*GEKOZEN FRAGMENT:*

Een werkgever is verplicht om het loon steeds tijdig te voldoen. Maar wat is eigenlijk tijdig? De wet biedt een regeling, maar daarvan mag gedeeltelijk worden afgeweken. En wat zijn eigenlijk de sancties als het salaris niet tijdig wordt betaald?
De loonperiode
De meeste werknemers worden per vier weken of per maand betaald, maar sommigen worden ook per week betaald. Deze praktijk sluit aan bij de systematiek van de wet.
In de praktijk wordt in incidentele situaties wel eens een dag- of kwartaalloon overeenkomen. Ook dit is mogelijk. Op grond van de wet dient het salaris dan echter steeds minimaal per week en maximaal per maand te worden betaald. De werkgever mag het dagloon van zeven dagen dan ook samenvoegen tot een weekloon, maar is verplicht om het kwartaalloon in drie maandelijkse termijnen te voldoen.

*OPDRACHT A:* Hoe moet de werkgever volgens het fragment een overeengekomen kwartaalloon betalen?
*OPDRACHT B:* Neem alstublieft de rijen hieronder letterlijk over, vanaf de regel met "- polygon-icon[interactable]: [2, 177, 9, 183]" tot en met de regel met "- menu-libraries[interactable]: Библиотеки: [421, 17, 476, 26]".

Een reeks rijen
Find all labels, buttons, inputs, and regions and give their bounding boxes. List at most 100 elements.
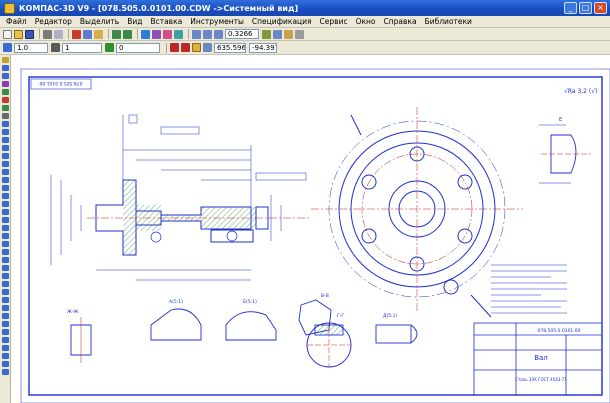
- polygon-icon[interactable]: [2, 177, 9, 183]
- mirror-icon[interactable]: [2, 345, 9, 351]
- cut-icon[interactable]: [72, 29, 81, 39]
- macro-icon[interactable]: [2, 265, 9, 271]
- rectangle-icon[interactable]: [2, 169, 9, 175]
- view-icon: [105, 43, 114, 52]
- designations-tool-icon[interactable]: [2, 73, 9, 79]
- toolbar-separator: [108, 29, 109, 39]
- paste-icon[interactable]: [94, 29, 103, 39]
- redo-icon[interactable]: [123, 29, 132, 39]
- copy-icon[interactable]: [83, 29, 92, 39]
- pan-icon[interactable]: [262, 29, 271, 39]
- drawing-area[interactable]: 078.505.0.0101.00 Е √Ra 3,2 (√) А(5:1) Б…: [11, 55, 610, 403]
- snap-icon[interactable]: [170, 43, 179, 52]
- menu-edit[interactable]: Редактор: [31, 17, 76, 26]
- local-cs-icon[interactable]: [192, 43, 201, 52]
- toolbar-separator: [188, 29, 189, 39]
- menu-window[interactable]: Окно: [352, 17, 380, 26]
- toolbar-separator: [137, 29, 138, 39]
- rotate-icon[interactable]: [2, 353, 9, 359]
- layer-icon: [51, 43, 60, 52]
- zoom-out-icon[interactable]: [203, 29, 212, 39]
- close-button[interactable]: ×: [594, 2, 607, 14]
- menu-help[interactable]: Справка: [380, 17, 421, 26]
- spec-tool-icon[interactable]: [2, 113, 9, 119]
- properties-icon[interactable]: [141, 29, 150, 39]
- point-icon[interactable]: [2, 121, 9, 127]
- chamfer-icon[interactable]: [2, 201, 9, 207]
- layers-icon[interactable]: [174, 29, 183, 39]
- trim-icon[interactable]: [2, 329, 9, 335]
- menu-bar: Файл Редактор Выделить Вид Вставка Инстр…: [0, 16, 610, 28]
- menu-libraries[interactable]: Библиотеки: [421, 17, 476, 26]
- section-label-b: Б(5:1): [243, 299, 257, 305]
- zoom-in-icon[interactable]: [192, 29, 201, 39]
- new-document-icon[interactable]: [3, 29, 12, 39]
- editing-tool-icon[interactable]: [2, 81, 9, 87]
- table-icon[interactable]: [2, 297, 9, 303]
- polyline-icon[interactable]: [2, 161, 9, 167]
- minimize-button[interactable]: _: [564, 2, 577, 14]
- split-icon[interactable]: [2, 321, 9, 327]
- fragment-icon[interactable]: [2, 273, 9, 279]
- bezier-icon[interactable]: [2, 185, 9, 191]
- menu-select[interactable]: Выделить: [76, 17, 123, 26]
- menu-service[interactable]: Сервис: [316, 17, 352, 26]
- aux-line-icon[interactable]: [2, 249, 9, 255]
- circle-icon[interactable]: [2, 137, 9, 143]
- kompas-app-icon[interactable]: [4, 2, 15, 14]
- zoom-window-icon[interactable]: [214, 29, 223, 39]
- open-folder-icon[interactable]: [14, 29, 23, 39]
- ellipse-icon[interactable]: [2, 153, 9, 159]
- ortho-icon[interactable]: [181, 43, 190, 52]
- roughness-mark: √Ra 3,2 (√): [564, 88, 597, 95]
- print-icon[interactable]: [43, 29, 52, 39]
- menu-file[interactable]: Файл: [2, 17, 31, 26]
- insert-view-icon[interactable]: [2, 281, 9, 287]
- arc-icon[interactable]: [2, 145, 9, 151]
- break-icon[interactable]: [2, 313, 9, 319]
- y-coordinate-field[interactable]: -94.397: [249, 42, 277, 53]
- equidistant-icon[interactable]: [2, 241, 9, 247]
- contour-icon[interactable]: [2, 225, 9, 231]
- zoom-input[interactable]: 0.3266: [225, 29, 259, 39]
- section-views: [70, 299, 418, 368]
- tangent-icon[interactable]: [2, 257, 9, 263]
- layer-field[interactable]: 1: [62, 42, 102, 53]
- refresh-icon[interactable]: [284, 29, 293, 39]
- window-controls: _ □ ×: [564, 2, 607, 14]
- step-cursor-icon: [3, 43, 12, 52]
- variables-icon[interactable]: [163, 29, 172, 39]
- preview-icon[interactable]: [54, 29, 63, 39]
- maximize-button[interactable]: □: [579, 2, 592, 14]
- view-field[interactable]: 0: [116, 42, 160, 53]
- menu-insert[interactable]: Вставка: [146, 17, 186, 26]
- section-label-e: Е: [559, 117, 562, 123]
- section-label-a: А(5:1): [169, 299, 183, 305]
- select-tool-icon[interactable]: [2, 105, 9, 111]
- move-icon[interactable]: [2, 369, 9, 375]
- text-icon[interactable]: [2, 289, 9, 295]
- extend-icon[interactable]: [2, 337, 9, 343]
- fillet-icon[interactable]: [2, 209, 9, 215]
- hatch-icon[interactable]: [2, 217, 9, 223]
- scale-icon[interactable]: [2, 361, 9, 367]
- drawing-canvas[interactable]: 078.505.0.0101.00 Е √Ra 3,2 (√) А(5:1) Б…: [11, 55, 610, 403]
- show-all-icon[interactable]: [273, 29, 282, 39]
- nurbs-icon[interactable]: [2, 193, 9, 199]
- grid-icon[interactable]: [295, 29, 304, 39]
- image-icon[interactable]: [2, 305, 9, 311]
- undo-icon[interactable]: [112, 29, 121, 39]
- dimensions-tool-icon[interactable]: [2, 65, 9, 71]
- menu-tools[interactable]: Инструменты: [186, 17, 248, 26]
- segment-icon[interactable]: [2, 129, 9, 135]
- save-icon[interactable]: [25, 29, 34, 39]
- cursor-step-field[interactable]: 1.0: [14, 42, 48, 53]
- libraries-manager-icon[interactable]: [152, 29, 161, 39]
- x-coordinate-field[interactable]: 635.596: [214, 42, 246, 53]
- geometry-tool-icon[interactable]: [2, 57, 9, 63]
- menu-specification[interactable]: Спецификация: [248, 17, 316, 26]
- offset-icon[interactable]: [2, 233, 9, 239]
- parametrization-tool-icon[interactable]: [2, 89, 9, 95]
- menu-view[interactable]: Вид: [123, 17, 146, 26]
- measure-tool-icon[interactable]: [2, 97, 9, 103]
* * *
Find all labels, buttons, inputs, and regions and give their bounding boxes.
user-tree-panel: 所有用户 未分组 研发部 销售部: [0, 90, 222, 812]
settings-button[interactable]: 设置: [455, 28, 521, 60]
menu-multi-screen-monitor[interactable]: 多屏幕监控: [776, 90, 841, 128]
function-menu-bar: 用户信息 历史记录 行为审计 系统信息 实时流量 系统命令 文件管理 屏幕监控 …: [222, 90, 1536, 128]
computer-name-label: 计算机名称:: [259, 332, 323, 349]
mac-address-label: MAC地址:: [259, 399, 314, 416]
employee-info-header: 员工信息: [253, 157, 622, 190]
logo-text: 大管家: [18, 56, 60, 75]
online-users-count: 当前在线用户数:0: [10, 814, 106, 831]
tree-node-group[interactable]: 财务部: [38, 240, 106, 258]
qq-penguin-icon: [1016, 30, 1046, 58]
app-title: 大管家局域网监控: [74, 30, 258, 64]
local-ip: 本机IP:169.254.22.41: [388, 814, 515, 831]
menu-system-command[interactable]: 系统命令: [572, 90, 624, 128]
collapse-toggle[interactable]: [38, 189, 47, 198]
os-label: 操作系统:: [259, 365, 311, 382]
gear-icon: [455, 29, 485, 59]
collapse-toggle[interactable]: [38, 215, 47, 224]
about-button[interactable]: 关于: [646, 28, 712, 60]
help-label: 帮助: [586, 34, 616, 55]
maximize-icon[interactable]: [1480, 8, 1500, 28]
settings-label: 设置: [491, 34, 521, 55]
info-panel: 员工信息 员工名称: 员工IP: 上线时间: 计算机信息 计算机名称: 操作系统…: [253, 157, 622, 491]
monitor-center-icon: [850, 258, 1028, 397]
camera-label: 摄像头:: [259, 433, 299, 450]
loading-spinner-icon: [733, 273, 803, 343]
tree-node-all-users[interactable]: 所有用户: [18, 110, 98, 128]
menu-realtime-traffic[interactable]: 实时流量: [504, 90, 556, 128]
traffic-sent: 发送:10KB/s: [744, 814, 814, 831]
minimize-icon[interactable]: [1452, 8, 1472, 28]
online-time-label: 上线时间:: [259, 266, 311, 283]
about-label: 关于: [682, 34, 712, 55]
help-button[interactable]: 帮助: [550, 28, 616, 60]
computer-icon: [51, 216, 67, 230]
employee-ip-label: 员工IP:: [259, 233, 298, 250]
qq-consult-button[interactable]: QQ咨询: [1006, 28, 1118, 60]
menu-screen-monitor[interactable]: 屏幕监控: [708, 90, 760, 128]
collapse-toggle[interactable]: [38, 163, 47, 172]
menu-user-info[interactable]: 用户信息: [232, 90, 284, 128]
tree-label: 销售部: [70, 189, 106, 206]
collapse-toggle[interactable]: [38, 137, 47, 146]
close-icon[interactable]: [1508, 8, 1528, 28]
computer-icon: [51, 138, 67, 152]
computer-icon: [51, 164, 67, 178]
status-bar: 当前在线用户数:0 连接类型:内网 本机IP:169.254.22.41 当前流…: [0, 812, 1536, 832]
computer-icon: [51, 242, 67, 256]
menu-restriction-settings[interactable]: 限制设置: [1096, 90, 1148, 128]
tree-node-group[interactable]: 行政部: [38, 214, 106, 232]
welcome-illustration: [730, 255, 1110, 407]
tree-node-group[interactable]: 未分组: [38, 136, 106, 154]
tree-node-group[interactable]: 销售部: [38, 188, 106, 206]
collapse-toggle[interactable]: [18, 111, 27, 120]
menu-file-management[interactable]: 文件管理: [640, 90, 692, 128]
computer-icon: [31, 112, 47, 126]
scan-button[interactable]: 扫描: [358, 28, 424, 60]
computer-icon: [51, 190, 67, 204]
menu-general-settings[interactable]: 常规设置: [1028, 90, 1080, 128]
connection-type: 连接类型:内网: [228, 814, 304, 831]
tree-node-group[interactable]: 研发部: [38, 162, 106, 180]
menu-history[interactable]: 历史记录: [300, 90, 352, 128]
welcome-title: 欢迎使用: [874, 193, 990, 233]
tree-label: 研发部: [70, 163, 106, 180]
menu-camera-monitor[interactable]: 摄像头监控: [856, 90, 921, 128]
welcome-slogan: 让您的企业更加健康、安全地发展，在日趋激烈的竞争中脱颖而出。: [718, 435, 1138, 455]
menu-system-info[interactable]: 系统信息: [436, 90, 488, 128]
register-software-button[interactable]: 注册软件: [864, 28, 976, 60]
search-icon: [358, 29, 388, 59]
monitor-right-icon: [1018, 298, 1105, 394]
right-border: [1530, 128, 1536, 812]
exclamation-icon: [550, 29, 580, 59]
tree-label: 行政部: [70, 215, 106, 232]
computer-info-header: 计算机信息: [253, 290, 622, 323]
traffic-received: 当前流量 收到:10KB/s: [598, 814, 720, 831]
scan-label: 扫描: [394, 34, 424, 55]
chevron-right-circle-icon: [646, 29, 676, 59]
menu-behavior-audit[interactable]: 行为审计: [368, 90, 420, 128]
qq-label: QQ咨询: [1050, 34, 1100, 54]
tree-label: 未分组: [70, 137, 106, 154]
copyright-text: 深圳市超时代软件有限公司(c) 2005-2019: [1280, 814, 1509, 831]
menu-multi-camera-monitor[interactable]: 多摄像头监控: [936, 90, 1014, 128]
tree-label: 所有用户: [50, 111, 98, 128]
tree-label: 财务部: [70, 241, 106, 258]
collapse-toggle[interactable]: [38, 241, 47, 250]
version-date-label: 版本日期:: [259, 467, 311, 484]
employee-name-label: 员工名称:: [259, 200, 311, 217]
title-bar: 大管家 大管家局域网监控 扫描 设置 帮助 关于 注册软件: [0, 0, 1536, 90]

*GESCHREVEN ANTWOORD A:* In drie maandelijkse termijnen.

*GESCHREVEN ANTWOORD B:*
- polygon-icon[interactable]: [2, 177, 9, 183]
- mirror-icon[interactable]: [2, 345, 9, 351]
- cut-icon[interactable]: [72, 29, 81, 39]
- macro-icon[interactable]: [2, 265, 9, 271]
- rectangle-icon[interactable]: [2, 169, 9, 175]
- view-icon: [105, 43, 114, 52]
- designations-tool-icon[interactable]: [2, 73, 9, 79]
- toolbar-separator: [108, 29, 109, 39]
- paste-icon[interactable]: [94, 29, 103, 39]
- redo-icon[interactable]: [123, 29, 132, 39]
- copy-icon[interactable]: [83, 29, 92, 39]
- pan-icon[interactable]: [262, 29, 271, 39]
- drawing-area[interactable]: 078.505.0.0101.00 Е √Ra 3,2 (√) А(5:1) Б…: [11, 55, 610, 403]
- snap-icon[interactable]: [170, 43, 179, 52]
- menu-edit[interactable]: Редактор: [31, 17, 76, 26]
- local-cs-icon[interactable]: [192, 43, 201, 52]
- toolbar-separator: [188, 29, 189, 39]
- menu-window[interactable]: Окно: [352, 17, 380, 26]
- toolbar-separator: [137, 29, 138, 39]
- rotate-icon[interactable]: [2, 353, 9, 359]
- layer-icon: [51, 43, 60, 52]
- zoom-out-icon[interactable]: [203, 29, 212, 39]
- close-button[interactable]: ×: [594, 2, 607, 14]
- menu-help[interactable]: Справка: [380, 17, 421, 26]
- spec-tool-icon[interactable]: [2, 113, 9, 119]
- properties-icon[interactable]: [141, 29, 150, 39]
- point-icon[interactable]: [2, 121, 9, 127]
- chamfer-icon[interactable]: [2, 201, 9, 207]
- layers-icon[interactable]: [174, 29, 183, 39]
- trim-icon[interactable]: [2, 329, 9, 335]
- menu-bar: Файл Редактор Выделить Вид Вставка Инстр…: [0, 16, 610, 28]
- menu-libraries[interactable]: Библиотеки: [421, 17, 476, 26]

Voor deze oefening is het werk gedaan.